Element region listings
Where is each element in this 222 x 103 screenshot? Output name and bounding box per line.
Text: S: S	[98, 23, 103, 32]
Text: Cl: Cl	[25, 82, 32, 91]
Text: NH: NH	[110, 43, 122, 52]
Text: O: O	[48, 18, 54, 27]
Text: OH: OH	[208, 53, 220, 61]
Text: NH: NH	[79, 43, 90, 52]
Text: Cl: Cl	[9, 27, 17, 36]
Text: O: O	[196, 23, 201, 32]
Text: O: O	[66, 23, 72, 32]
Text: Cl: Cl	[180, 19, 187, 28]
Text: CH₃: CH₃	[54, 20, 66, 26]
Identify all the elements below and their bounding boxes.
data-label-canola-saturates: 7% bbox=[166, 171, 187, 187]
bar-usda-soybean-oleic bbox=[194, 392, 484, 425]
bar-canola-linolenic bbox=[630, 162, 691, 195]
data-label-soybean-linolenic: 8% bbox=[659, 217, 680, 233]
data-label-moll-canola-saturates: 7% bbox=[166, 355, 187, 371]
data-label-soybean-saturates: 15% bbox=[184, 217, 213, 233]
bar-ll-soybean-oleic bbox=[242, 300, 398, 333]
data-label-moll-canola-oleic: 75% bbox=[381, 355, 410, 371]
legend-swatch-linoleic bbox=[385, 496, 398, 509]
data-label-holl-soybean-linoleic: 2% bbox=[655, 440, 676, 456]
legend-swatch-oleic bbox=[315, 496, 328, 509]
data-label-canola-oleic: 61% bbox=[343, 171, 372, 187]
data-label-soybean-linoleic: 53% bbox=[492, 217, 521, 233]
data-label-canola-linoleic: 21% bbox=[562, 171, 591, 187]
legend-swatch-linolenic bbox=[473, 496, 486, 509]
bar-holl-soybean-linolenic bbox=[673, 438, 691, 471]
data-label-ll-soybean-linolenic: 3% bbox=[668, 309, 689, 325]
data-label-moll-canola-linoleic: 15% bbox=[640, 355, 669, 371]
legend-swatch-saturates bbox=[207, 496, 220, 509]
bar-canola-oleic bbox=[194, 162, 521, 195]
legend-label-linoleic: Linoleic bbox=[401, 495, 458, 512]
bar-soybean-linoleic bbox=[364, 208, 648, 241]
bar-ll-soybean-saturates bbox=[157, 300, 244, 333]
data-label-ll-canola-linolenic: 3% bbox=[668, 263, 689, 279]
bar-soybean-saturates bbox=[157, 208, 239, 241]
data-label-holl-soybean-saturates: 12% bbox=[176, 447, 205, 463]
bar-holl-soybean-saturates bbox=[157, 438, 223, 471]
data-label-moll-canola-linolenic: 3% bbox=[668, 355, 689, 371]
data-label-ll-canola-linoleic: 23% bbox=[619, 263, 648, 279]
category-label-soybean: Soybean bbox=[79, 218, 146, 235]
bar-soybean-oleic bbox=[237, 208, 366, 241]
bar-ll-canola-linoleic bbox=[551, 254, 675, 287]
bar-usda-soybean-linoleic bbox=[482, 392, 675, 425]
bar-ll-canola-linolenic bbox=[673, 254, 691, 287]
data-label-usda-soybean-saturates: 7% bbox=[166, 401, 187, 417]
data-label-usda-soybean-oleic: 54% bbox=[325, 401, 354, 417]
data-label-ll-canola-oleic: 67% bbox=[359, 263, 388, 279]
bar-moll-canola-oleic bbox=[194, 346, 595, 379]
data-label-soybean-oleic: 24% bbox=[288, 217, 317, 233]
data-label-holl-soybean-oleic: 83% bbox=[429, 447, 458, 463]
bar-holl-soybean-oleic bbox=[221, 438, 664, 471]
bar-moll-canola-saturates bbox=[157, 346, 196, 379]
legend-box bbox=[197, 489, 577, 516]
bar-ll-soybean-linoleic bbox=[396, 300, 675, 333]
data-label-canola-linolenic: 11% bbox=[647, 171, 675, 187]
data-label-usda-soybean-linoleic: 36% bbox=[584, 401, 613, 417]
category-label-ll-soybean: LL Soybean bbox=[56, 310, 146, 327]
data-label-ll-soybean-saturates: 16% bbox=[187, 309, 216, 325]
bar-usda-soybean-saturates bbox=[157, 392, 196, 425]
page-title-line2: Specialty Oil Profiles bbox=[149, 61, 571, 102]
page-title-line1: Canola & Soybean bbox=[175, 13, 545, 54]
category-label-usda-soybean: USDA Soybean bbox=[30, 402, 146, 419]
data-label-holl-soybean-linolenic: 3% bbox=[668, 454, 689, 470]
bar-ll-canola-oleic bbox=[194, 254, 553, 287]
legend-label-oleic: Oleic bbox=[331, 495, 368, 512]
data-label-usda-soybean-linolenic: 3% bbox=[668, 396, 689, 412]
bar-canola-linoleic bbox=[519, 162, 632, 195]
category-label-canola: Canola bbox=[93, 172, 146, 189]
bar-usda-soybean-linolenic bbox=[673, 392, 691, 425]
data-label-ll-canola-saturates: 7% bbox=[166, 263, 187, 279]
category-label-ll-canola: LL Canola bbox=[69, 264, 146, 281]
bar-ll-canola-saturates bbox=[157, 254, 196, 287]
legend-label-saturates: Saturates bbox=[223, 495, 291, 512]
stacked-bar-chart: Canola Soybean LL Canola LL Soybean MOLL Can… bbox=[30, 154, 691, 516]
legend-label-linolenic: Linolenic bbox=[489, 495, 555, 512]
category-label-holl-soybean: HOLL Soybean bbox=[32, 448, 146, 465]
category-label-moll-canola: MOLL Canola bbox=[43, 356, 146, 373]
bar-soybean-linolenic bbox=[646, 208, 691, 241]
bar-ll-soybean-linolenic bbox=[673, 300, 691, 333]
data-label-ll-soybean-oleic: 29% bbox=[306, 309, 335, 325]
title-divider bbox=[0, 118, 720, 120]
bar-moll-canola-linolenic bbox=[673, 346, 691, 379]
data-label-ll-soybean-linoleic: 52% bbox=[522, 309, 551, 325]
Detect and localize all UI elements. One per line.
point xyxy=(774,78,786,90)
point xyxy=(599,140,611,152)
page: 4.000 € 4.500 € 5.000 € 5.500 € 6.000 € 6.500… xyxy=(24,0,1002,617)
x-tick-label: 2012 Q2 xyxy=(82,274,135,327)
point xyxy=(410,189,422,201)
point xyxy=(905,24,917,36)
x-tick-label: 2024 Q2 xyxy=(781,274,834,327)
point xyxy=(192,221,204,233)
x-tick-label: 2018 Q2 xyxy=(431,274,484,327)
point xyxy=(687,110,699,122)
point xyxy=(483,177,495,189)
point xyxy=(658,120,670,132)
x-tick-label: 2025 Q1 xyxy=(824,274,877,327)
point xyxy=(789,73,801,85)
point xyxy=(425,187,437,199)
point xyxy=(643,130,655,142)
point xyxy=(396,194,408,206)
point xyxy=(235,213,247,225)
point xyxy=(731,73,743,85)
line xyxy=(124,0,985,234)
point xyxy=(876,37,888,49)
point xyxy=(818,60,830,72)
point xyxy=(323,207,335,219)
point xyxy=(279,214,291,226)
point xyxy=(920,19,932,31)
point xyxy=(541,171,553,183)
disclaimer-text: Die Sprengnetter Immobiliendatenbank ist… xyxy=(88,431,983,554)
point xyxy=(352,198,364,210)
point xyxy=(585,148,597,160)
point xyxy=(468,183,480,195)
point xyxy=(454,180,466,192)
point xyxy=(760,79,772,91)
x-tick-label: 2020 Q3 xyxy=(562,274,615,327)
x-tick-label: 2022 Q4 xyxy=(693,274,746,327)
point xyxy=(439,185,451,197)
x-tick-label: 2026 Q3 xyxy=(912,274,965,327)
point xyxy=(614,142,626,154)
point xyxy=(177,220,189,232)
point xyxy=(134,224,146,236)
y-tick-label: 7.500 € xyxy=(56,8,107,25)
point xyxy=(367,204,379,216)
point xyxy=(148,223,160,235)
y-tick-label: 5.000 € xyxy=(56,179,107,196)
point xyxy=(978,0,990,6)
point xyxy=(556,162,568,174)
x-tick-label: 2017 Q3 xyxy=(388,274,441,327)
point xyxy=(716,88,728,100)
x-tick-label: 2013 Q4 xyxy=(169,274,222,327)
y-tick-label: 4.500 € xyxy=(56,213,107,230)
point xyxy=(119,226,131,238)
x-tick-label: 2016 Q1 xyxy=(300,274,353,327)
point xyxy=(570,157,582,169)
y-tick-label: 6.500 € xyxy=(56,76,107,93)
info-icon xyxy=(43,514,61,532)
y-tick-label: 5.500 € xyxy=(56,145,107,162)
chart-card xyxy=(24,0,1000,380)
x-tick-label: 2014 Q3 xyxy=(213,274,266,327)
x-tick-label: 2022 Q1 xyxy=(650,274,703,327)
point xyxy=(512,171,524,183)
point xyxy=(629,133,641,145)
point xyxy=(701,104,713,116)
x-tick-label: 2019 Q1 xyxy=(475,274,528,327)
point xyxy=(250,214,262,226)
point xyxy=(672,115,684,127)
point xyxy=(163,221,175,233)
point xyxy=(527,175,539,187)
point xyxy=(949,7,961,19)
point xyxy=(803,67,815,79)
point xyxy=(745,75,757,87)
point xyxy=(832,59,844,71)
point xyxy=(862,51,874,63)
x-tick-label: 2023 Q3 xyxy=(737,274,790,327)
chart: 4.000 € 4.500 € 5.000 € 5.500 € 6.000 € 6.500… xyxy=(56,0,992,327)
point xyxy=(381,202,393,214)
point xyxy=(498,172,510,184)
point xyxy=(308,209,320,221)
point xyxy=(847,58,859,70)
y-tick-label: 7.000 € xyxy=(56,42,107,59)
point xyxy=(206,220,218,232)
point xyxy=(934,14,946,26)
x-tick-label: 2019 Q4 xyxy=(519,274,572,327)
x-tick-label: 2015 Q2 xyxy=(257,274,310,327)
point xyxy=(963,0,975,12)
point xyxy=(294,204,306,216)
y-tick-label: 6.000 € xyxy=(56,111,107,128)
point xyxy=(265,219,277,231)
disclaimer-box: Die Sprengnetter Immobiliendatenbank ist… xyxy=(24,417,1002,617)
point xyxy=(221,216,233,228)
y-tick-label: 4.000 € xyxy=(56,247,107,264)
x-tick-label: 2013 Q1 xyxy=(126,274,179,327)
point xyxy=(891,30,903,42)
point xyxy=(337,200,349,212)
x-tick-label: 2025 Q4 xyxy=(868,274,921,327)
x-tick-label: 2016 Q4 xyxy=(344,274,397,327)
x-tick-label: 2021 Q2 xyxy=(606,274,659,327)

Direction: Copy out everything in the records above from the first line down to the line containing "23, 72, 32]", both ends included, keeping each line unchanged.

Result of the task:
Where is each element in this 222 x 103 screenshot? Output name and bounding box per line.
Text: S: S	[98, 23, 103, 32]
Text: Cl: Cl	[25, 82, 32, 91]
Text: NH: NH	[110, 43, 122, 52]
Text: O: O	[48, 18, 54, 27]
Text: OH: OH	[208, 53, 220, 61]
Text: NH: NH	[79, 43, 90, 52]
Text: Cl: Cl	[9, 27, 17, 36]
Text: O: O	[196, 23, 201, 32]
Text: O: O	[66, 23, 72, 32]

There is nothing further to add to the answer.